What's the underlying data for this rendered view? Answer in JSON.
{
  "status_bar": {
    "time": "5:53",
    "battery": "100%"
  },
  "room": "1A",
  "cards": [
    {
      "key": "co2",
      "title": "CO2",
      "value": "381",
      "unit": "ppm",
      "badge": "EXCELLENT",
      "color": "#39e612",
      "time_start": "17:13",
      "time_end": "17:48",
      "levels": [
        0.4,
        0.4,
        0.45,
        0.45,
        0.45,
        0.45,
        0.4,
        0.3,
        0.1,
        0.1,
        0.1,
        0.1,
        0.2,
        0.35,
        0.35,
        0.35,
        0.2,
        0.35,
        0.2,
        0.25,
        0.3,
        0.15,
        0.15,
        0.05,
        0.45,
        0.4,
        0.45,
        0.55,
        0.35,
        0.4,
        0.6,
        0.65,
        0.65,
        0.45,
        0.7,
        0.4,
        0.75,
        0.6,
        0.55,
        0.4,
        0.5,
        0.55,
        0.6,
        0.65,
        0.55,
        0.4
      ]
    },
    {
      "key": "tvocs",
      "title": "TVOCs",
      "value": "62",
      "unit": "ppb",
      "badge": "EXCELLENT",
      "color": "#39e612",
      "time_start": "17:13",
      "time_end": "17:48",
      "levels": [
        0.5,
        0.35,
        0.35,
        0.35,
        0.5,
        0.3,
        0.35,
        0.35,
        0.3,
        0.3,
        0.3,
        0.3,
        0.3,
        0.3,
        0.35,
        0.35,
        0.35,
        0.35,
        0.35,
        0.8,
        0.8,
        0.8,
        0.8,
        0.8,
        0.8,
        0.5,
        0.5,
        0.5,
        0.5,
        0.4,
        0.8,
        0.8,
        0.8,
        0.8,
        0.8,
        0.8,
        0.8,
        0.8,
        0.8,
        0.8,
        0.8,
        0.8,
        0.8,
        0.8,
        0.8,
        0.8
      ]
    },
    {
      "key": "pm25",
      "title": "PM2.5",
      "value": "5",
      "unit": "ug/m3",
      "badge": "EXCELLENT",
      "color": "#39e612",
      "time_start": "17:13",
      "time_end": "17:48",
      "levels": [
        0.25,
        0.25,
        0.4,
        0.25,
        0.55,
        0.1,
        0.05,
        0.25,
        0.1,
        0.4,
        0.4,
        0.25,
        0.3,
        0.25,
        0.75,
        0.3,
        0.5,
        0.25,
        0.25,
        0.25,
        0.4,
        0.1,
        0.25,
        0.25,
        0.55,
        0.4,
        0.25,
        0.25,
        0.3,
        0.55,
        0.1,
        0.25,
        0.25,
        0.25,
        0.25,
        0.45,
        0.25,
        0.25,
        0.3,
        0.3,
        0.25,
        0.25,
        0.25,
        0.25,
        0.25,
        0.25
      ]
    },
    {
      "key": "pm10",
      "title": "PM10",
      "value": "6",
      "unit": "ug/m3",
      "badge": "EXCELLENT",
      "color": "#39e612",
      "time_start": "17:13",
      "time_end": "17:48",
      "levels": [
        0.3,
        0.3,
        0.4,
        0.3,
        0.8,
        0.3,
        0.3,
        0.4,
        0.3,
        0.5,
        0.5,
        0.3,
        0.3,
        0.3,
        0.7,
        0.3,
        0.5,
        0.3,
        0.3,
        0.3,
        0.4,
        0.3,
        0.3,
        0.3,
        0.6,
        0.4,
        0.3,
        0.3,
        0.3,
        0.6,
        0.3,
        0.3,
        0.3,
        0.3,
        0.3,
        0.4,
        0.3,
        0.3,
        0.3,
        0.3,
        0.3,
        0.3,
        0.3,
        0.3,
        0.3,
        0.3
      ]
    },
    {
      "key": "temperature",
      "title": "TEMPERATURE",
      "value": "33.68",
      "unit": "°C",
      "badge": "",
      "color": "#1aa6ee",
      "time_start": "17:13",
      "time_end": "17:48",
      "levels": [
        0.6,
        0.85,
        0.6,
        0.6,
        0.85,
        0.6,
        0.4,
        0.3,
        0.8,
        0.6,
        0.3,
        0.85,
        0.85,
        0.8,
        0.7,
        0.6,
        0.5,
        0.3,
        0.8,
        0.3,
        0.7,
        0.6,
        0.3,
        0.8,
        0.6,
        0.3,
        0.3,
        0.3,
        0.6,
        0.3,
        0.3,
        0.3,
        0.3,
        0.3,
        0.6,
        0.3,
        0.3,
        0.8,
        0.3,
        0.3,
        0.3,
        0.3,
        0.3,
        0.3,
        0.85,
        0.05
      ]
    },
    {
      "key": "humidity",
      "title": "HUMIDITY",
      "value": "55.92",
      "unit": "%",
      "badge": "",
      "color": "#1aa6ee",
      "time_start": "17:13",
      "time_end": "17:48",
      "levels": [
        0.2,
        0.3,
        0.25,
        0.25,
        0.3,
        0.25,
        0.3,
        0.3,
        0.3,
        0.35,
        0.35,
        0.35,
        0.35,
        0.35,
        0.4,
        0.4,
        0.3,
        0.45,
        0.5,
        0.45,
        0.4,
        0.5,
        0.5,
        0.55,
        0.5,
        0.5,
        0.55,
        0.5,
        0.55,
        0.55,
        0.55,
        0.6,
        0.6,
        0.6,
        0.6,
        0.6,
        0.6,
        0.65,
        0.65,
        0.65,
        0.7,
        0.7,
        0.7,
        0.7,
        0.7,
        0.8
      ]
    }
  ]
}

══════════════════════════════

THE PROBLEM: Of all the lines in the material above, how many contain the word "value"? Give only the count.

TASK ANSWER: 6